Extracted records

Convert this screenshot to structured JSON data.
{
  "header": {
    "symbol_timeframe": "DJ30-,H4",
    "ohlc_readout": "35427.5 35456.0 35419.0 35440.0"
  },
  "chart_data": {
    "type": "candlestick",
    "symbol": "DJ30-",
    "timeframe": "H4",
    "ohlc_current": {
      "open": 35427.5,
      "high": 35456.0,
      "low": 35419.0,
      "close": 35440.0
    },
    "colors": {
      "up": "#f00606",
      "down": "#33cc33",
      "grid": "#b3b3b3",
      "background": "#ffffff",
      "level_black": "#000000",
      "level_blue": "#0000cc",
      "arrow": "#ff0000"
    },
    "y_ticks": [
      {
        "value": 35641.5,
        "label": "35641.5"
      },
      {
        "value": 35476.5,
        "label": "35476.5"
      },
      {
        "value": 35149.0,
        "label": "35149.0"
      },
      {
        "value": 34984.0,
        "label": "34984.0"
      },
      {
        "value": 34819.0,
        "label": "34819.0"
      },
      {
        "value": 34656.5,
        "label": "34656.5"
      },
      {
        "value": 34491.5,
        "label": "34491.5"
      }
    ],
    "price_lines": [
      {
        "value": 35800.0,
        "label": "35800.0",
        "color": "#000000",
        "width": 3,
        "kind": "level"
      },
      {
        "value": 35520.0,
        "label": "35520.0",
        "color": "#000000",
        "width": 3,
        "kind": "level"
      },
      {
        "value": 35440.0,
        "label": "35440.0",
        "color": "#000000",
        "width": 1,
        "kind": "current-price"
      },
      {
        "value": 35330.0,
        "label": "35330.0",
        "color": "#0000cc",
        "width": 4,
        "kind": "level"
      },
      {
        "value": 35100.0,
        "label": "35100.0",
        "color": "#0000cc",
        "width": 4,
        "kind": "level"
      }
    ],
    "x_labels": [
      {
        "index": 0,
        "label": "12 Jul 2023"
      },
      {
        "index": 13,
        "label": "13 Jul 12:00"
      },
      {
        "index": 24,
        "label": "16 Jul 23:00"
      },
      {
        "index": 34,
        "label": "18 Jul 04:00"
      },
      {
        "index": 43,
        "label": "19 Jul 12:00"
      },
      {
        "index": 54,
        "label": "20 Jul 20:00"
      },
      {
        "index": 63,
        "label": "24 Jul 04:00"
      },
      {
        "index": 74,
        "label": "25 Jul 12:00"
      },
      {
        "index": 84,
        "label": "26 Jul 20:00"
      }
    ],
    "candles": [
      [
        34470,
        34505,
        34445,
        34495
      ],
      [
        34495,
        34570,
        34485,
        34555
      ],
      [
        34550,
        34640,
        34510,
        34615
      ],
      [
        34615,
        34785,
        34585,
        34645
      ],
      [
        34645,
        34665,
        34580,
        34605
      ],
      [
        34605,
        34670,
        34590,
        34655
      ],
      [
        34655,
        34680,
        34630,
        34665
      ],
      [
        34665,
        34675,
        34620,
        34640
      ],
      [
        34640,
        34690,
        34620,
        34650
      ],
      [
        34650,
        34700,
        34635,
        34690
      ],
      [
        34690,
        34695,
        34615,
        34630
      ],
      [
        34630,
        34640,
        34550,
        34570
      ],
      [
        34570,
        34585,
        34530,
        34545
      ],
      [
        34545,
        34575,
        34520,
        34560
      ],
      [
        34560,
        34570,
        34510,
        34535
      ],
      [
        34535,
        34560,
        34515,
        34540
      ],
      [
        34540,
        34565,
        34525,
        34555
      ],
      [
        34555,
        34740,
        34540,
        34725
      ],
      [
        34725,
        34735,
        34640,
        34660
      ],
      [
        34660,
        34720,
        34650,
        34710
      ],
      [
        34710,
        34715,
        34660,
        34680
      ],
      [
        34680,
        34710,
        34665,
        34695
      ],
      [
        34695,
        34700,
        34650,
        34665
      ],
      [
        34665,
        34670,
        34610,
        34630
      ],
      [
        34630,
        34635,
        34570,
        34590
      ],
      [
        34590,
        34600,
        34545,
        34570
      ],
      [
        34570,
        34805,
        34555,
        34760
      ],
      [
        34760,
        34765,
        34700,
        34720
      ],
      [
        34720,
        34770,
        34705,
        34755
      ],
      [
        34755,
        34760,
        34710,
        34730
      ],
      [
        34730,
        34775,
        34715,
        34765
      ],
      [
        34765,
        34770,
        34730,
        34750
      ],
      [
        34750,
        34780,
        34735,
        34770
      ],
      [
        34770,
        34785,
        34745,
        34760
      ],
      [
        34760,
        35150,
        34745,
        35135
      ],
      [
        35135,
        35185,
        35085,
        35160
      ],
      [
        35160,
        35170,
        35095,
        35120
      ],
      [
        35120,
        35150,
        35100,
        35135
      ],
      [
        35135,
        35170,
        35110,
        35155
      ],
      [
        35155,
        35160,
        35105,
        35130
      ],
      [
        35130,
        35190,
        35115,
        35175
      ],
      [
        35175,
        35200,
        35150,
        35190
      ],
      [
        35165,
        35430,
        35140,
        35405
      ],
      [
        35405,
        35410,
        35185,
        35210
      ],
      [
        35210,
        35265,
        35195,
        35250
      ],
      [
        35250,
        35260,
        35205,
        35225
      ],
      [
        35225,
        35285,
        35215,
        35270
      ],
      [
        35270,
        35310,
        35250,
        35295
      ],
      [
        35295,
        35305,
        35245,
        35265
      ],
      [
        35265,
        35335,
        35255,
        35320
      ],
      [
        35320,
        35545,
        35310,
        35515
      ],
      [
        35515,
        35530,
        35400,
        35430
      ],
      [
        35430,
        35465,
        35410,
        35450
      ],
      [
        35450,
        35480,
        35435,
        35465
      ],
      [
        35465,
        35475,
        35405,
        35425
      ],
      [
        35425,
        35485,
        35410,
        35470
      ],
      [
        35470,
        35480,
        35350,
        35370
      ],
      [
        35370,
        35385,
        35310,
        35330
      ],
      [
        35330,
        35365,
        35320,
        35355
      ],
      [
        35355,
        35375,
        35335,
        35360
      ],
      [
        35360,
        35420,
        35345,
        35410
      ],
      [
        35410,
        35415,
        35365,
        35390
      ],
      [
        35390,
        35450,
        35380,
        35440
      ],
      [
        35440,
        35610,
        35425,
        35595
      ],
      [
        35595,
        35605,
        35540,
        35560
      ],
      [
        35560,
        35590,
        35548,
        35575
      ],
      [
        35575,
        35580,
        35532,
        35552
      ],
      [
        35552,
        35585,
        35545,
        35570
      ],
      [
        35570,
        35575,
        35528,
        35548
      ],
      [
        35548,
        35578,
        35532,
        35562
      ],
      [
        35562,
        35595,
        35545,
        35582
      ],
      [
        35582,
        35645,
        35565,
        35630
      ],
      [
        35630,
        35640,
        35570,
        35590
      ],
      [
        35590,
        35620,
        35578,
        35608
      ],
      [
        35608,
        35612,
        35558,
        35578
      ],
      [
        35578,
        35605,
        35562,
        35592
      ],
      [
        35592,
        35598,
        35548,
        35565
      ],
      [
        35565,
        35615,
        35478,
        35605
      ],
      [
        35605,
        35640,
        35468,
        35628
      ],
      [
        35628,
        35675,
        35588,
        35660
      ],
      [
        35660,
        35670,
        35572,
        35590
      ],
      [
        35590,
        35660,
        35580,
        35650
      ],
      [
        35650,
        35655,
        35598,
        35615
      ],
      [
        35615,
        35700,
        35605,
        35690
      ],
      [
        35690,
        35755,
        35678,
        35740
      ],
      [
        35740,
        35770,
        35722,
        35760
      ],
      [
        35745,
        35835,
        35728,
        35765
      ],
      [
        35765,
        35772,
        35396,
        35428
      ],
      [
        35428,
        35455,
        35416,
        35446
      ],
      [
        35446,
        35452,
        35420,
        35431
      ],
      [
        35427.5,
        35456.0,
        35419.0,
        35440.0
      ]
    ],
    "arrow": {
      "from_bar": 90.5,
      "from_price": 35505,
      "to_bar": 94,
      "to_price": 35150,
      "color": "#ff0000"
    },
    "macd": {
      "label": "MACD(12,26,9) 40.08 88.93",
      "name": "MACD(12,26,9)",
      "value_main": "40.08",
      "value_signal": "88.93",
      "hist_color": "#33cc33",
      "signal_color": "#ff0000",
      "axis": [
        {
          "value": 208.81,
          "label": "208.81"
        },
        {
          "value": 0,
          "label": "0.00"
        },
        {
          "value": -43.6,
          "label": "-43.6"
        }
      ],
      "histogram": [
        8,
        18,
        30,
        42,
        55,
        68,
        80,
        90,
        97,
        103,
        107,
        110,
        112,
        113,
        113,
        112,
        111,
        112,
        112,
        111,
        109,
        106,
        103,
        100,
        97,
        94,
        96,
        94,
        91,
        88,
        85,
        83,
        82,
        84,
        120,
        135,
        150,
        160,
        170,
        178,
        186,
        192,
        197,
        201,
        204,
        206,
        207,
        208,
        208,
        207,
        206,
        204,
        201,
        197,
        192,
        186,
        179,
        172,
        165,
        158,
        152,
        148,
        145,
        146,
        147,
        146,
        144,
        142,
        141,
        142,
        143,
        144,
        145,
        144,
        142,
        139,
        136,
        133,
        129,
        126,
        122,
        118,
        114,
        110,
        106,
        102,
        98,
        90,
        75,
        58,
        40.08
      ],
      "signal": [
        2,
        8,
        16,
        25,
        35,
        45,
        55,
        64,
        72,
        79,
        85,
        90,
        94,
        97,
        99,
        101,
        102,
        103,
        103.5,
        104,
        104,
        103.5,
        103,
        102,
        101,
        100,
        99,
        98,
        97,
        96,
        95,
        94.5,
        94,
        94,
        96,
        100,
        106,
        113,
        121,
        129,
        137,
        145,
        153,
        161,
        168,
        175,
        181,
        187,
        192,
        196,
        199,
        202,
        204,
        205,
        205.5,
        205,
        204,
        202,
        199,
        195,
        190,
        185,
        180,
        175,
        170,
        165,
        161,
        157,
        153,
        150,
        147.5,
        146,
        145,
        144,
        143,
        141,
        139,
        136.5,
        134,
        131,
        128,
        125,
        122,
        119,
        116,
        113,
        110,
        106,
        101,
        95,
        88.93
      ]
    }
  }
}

[EXERCISE PROMPT]
Collect every line with the string "index" from the records, and copy each.

[SOLUTION TO THIS TASK]
        "index": 0,
        "index": 13,
        "index": 24,
        "index": 34,
        "index": 43,
        "index": 54,
        "index": 63,
        "index": 74,
        "index": 84,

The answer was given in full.